Gather up the lines that contain "Hadoop".
-- Start Exercise data --
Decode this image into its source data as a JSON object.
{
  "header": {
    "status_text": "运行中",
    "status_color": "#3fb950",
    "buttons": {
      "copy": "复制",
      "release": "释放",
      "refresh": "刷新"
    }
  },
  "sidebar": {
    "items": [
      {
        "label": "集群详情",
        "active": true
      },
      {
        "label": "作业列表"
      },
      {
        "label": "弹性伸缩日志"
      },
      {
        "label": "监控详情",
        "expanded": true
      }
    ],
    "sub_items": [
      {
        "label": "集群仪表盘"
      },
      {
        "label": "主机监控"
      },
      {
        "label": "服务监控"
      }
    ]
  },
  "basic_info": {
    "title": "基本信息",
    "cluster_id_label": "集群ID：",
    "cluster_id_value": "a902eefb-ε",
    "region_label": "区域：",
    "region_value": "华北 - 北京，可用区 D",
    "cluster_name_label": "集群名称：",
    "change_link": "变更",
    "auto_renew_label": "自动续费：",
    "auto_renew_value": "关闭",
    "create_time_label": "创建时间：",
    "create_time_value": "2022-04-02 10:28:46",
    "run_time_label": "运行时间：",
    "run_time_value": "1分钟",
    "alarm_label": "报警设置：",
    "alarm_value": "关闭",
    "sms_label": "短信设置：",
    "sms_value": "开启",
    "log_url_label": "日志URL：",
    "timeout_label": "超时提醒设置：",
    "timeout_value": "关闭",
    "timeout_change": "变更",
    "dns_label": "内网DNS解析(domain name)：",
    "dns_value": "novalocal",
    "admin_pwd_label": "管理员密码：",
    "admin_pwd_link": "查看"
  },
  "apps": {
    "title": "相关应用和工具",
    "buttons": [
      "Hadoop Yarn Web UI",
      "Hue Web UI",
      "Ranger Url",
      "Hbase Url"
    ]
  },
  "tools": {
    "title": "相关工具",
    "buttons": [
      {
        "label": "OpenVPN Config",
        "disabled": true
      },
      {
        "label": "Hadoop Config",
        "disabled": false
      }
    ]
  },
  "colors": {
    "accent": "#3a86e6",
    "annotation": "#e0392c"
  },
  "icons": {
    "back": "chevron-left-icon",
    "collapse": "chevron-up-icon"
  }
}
-- End Exercise data --
Result for this exercise
      "Hadoop Yarn Web UI",
        "label": "Hadoop Config",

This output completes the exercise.